Problem to solve:
All of the data should be output character for character, except the pictures.

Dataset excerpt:
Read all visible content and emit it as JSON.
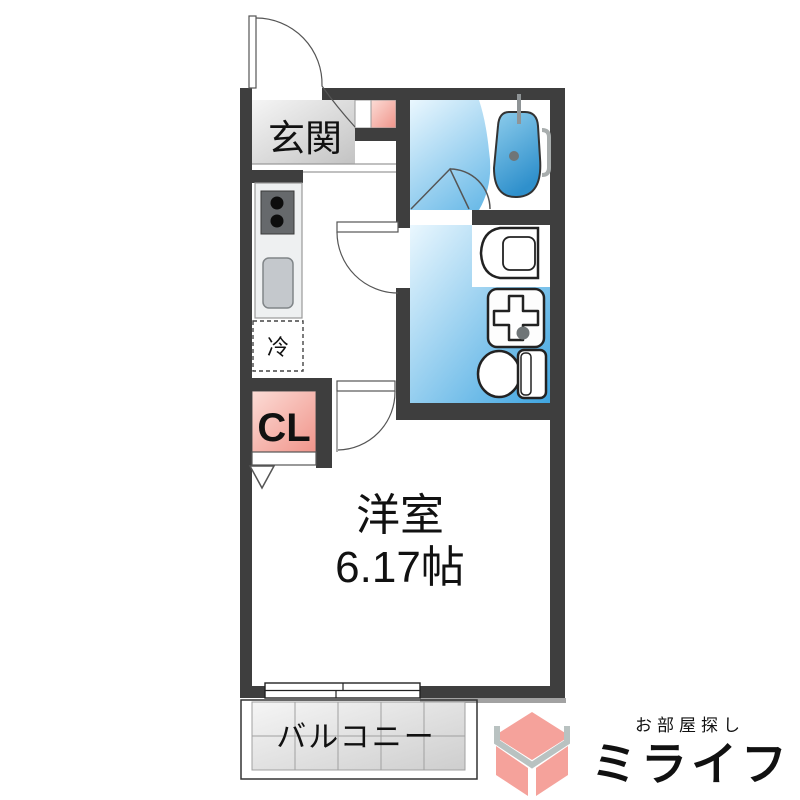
{
  "floorplan": {
    "rooms": {
      "genkan": {
        "label": "玄関"
      },
      "living": {
        "label": "洋室",
        "size": "6.17帖"
      },
      "balcony": {
        "label": "バルコニー"
      },
      "closet": {
        "label": "CL"
      },
      "fridge": {
        "label": "冷"
      }
    },
    "colors": {
      "wall": "#3e3e3e",
      "wet_floor_light": "#eaf7fe",
      "wet_floor_dark": "#3fa5e0",
      "genkan_light": "#f5f5f5",
      "genkan_dark": "#c3c3c3",
      "closet_light": "#fcdcd6",
      "closet_dark": "#f0948a",
      "tub_light": "#8ecdec",
      "tub_dark": "#2f90cc",
      "tile_light": "#f5f5f5",
      "tile_dark": "#cecece"
    }
  },
  "branding": {
    "tagline": "お部屋探し",
    "brand": "ミライフ",
    "brand_color": "#f2948c",
    "tagline_color": "#8b9191",
    "cube_pink": "#f5a29b",
    "cube_gray": "#b9c2c1"
  }
}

Task result:
Read all visible content and emit it as JSON.
{
  "floorplan": {
    "rooms": {
      "genkan": {
        "label": "玄関"
      },
      "living": {
        "label": "洋室",
        "size": "6.17帖"
      },
      "balcony": {
        "label": "バルコニー"
      },
      "closet": {
        "label": "CL"
      },
      "fridge": {
        "label": "冷"
      }
    },
    "colors": {
      "wall": "#3e3e3e",
      "wet_floor_light": "#eaf7fe",
      "wet_floor_dark": "#3fa5e0",
      "genkan_light": "#f5f5f5",
      "genkan_dark": "#c3c3c3",
      "closet_light": "#fcdcd6",
      "closet_dark": "#f0948a",
      "tub_light": "#8ecdec",
      "tub_dark": "#2f90cc",
      "tile_light": "#f5f5f5",
      "tile_dark": "#cecece"
    }
  },
  "branding": {
    "tagline": "お部屋探し",
    "brand": "ミライフ",
    "brand_color": "#f2948c",
    "tagline_color": "#8b9191",
    "cube_pink": "#f5a29b",
    "cube_gray": "#b9c2c1"
  }
}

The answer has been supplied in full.